● Task to carry out
The records that follow are to be repeated without alteration.
===== Record extracts =====
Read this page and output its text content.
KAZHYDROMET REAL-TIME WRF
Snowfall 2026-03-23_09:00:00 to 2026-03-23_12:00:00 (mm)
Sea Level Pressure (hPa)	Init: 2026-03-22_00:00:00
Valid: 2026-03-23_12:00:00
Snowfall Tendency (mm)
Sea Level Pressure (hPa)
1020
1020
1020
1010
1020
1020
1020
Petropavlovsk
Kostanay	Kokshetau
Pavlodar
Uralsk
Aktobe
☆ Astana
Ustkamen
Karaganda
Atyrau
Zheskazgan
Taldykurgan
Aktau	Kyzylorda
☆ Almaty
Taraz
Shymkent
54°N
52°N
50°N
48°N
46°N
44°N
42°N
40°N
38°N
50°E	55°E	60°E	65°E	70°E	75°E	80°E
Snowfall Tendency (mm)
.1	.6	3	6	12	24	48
=====
● Result for this exercise
Read this page and output its text content.
KAZHYDROMET REAL-TIME WRF
Snowfall 2026-03-23_09:00:00 to 2026-03-23_12:00:00 (mm)
Sea Level Pressure (hPa)	Init: 2026-03-22_00:00:00
Valid: 2026-03-23_12:00:00
Snowfall Tendency (mm)
Sea Level Pressure (hPa)
1020
1020
1020
1010
1020
1020
1020
Petropavlovsk
Kostanay	Kokshetau
Pavlodar
Uralsk
Aktobe
☆ Astana
Ustkamen
Karaganda
Atyrau
Zheskazgan
Taldykurgan
Aktau	Kyzylorda
☆ Almaty
Taraz
Shymkent
54°N
52°N
50°N
48°N
46°N
44°N
42°N
40°N
38°N
50°E	55°E	60°E	65°E	70°E	75°E	80°E
Snowfall Tendency (mm)
.1	.6	3	6	12	24	48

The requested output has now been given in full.